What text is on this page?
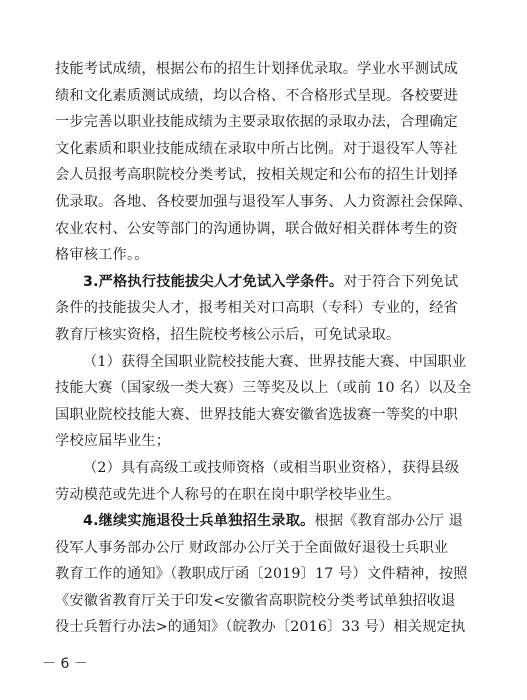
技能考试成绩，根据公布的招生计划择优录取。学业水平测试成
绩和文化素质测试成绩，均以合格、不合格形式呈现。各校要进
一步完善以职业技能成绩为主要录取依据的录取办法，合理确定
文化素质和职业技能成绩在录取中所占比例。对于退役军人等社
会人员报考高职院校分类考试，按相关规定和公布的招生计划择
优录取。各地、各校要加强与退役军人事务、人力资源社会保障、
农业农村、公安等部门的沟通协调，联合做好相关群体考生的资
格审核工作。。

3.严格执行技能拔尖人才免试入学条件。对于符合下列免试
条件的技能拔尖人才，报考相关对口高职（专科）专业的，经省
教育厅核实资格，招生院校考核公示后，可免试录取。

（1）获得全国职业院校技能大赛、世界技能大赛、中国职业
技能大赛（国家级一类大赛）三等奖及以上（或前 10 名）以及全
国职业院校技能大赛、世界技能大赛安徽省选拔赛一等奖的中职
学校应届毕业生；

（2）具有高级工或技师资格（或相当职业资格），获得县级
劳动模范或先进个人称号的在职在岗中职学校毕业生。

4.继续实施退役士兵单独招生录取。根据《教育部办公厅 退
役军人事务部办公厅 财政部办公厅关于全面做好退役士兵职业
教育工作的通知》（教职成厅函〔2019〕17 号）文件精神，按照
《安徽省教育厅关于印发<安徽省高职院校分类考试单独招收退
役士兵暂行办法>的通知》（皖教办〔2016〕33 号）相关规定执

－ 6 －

Goal: Pictures in the records should not appear in your copy, but everything else must be transcribed exactly.

Written answer:
What text is on this page?
技能考试成绩，根据公布的招生计划择优录取。学业水平测试成
绩和文化素质测试成绩，均以合格、不合格形式呈现。各校要进
一步完善以职业技能成绩为主要录取依据的录取办法，合理确定
文化素质和职业技能成绩在录取中所占比例。对于退役军人等社
会人员报考高职院校分类考试，按相关规定和公布的招生计划择
优录取。各地、各校要加强与退役军人事务、人力资源社会保障、
农业农村、公安等部门的沟通协调，联合做好相关群体考生的资
格审核工作。。

3.严格执行技能拔尖人才免试入学条件。对于符合下列免试
条件的技能拔尖人才，报考相关对口高职（专科）专业的，经省
教育厅核实资格，招生院校考核公示后，可免试录取。

（1）获得全国职业院校技能大赛、世界技能大赛、中国职业
技能大赛（国家级一类大赛）三等奖及以上（或前 10 名）以及全
国职业院校技能大赛、世界技能大赛安徽省选拔赛一等奖的中职
学校应届毕业生；

（2）具有高级工或技师资格（或相当职业资格），获得县级
劳动模范或先进个人称号的在职在岗中职学校毕业生。

4.继续实施退役士兵单独招生录取。根据《教育部办公厅 退
役军人事务部办公厅 财政部办公厅关于全面做好退役士兵职业
教育工作的通知》（教职成厅函〔2019〕17 号）文件精神，按照
《安徽省教育厅关于印发<安徽省高职院校分类考试单独招收退
役士兵暂行办法>的通知》（皖教办〔2016〕33 号）相关规定执

－ 6 －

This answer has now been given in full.